Prompt ▸
Repeat every entry in the listing below, exactly.

Exercise input ▸

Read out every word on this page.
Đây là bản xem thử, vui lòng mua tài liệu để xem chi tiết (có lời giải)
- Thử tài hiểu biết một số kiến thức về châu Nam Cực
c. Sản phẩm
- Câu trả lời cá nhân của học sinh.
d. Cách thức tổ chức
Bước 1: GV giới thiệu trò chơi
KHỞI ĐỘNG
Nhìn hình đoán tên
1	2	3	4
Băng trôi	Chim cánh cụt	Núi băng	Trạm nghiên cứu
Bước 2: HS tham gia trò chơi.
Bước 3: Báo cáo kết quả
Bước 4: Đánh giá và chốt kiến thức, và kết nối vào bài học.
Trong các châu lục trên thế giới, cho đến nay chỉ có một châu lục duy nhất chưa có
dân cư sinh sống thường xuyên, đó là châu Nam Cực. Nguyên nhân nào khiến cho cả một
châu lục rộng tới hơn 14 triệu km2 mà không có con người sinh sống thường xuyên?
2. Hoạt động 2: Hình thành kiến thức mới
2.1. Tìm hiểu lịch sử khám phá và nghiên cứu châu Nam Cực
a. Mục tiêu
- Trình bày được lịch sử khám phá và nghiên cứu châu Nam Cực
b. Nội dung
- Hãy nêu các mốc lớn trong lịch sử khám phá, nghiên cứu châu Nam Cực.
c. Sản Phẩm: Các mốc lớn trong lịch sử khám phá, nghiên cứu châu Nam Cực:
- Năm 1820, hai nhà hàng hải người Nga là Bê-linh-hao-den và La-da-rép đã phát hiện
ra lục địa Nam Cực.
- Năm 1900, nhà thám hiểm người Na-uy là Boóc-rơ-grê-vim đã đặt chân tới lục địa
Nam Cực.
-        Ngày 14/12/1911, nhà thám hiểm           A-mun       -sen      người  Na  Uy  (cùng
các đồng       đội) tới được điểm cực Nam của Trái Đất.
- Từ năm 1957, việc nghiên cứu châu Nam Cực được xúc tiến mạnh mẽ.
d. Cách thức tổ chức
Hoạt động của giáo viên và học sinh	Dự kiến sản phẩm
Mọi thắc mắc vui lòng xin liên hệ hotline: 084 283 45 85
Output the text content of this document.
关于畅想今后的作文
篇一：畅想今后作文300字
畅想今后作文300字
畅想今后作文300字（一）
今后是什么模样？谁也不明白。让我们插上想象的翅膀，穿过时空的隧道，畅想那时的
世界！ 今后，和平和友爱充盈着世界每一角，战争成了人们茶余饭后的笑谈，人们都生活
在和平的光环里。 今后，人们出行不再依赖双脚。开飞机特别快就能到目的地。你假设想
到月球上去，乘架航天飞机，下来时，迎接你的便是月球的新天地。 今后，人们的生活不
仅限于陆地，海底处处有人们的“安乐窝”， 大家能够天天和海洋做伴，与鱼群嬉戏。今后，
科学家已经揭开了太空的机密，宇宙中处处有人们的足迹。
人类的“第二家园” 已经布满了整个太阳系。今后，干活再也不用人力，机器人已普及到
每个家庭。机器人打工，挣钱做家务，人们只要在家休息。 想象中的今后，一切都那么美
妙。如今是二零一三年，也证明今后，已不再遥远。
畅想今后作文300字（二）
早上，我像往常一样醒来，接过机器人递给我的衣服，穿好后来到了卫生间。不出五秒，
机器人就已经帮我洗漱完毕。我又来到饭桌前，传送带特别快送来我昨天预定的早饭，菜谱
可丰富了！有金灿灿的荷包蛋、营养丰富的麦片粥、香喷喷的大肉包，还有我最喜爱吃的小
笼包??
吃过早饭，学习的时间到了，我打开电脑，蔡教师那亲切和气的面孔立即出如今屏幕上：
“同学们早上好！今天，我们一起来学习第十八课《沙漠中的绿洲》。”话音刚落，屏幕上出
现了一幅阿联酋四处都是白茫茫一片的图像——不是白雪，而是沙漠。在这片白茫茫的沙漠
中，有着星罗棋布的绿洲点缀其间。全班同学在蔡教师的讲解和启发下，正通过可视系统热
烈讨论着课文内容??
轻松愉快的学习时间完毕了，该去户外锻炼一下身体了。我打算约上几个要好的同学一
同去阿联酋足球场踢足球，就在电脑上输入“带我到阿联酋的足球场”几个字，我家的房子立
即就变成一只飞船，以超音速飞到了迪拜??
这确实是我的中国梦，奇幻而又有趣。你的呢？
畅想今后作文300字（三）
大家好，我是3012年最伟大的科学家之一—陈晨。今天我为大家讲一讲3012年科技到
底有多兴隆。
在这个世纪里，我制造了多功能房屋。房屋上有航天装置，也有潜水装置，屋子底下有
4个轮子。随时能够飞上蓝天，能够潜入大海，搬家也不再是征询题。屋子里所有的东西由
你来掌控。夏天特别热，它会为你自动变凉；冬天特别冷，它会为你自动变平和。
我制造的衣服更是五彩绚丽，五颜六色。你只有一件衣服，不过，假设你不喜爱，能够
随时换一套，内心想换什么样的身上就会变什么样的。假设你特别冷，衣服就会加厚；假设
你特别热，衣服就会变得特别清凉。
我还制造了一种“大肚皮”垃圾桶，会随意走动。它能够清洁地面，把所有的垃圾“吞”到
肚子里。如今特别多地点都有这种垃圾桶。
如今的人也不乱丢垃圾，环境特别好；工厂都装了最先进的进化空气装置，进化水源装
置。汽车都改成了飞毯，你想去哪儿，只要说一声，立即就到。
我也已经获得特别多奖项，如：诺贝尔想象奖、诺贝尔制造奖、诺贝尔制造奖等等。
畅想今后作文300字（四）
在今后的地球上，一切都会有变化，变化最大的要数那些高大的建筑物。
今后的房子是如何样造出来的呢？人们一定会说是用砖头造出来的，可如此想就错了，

Task solution ▸
Read out every word on this page.
Đây là bản xem thử, vui lòng mua tài liệu để xem chi tiết (có lời giải)
- Thử tài hiểu biết một số kiến thức về châu Nam Cực
c. Sản phẩm
- Câu trả lời cá nhân của học sinh.
d. Cách thức tổ chức
Bước 1: GV giới thiệu trò chơi
KHỞI ĐỘNG
Nhìn hình đoán tên
1	2	3	4
Băng trôi	Chim cánh cụt	Núi băng	Trạm nghiên cứu
Bước 2: HS tham gia trò chơi.
Bước 3: Báo cáo kết quả
Bước 4: Đánh giá và chốt kiến thức, và kết nối vào bài học.
Trong các châu lục trên thế giới, cho đến nay chỉ có một châu lục duy nhất chưa có
dân cư sinh sống thường xuyên, đó là châu Nam Cực. Nguyên nhân nào khiến cho cả một
châu lục rộng tới hơn 14 triệu km2 mà không có con người sinh sống thường xuyên?
2. Hoạt động 2: Hình thành kiến thức mới
2.1. Tìm hiểu lịch sử khám phá và nghiên cứu châu Nam Cực
a. Mục tiêu
- Trình bày được lịch sử khám phá và nghiên cứu châu Nam Cực
b. Nội dung
- Hãy nêu các mốc lớn trong lịch sử khám phá, nghiên cứu châu Nam Cực.
c. Sản Phẩm: Các mốc lớn trong lịch sử khám phá, nghiên cứu châu Nam Cực:
- Năm 1820, hai nhà hàng hải người Nga là Bê-linh-hao-den và La-da-rép đã phát hiện
ra lục địa Nam Cực.
- Năm 1900, nhà thám hiểm người Na-uy là Boóc-rơ-grê-vim đã đặt chân tới lục địa
Nam Cực.
-        Ngày 14/12/1911, nhà thám hiểm           A-mun       -sen      người  Na  Uy  (cùng
các đồng       đội) tới được điểm cực Nam của Trái Đất.
- Từ năm 1957, việc nghiên cứu châu Nam Cực được xúc tiến mạnh mẽ.
d. Cách thức tổ chức
Hoạt động của giáo viên và học sinh	Dự kiến sản phẩm
Mọi thắc mắc vui lòng xin liên hệ hotline: 084 283 45 85
Output the text content of this document.
关于畅想今后的作文
篇一：畅想今后作文300字
畅想今后作文300字
畅想今后作文300字（一）
今后是什么模样？谁也不明白。让我们插上想象的翅膀，穿过时空的隧道，畅想那时的
世界！ 今后，和平和友爱充盈着世界每一角，战争成了人们茶余饭后的笑谈，人们都生活
在和平的光环里。 今后，人们出行不再依赖双脚。开飞机特别快就能到目的地。你假设想
到月球上去，乘架航天飞机，下来时，迎接你的便是月球的新天地。 今后，人们的生活不
仅限于陆地，海底处处有人们的“安乐窝”， 大家能够天天和海洋做伴，与鱼群嬉戏。今后，
科学家已经揭开了太空的机密，宇宙中处处有人们的足迹。
人类的“第二家园” 已经布满了整个太阳系。今后，干活再也不用人力，机器人已普及到
每个家庭。机器人打工，挣钱做家务，人们只要在家休息。 想象中的今后，一切都那么美
妙。如今是二零一三年，也证明今后，已不再遥远。
畅想今后作文300字（二）
早上，我像往常一样醒来，接过机器人递给我的衣服，穿好后来到了卫生间。不出五秒，
机器人就已经帮我洗漱完毕。我又来到饭桌前，传送带特别快送来我昨天预定的早饭，菜谱
可丰富了！有金灿灿的荷包蛋、营养丰富的麦片粥、香喷喷的大肉包，还有我最喜爱吃的小
笼包??
吃过早饭，学习的时间到了，我打开电脑，蔡教师那亲切和气的面孔立即出如今屏幕上：
“同学们早上好！今天，我们一起来学习第十八课《沙漠中的绿洲》。”话音刚落，屏幕上出
现了一幅阿联酋四处都是白茫茫一片的图像——不是白雪，而是沙漠。在这片白茫茫的沙漠
中，有着星罗棋布的绿洲点缀其间。全班同学在蔡教师的讲解和启发下，正通过可视系统热
烈讨论着课文内容??
轻松愉快的学习时间完毕了，该去户外锻炼一下身体了。我打算约上几个要好的同学一
同去阿联酋足球场踢足球，就在电脑上输入“带我到阿联酋的足球场”几个字，我家的房子立
即就变成一只飞船，以超音速飞到了迪拜??
这确实是我的中国梦，奇幻而又有趣。你的呢？
畅想今后作文300字（三）
大家好，我是3012年最伟大的科学家之一—陈晨。今天我为大家讲一讲3012年科技到
底有多兴隆。
在这个世纪里，我制造了多功能房屋。房屋上有航天装置，也有潜水装置，屋子底下有
4个轮子。随时能够飞上蓝天，能够潜入大海，搬家也不再是征询题。屋子里所有的东西由
你来掌控。夏天特别热，它会为你自动变凉；冬天特别冷，它会为你自动变平和。
我制造的衣服更是五彩绚丽，五颜六色。你只有一件衣服，不过，假设你不喜爱，能够
随时换一套，内心想换什么样的身上就会变什么样的。假设你特别冷，衣服就会加厚；假设
你特别热，衣服就会变得特别清凉。
我还制造了一种“大肚皮”垃圾桶，会随意走动。它能够清洁地面，把所有的垃圾“吞”到
肚子里。如今特别多地点都有这种垃圾桶。
如今的人也不乱丢垃圾，环境特别好；工厂都装了最先进的进化空气装置，进化水源装
置。汽车都改成了飞毯，你想去哪儿，只要说一声，立即就到。
我也已经获得特别多奖项，如：诺贝尔想象奖、诺贝尔制造奖、诺贝尔制造奖等等。
畅想今后作文300字（四）
在今后的地球上，一切都会有变化，变化最大的要数那些高大的建筑物。
今后的房子是如何样造出来的呢？人们一定会说是用砖头造出来的，可如此想就错了，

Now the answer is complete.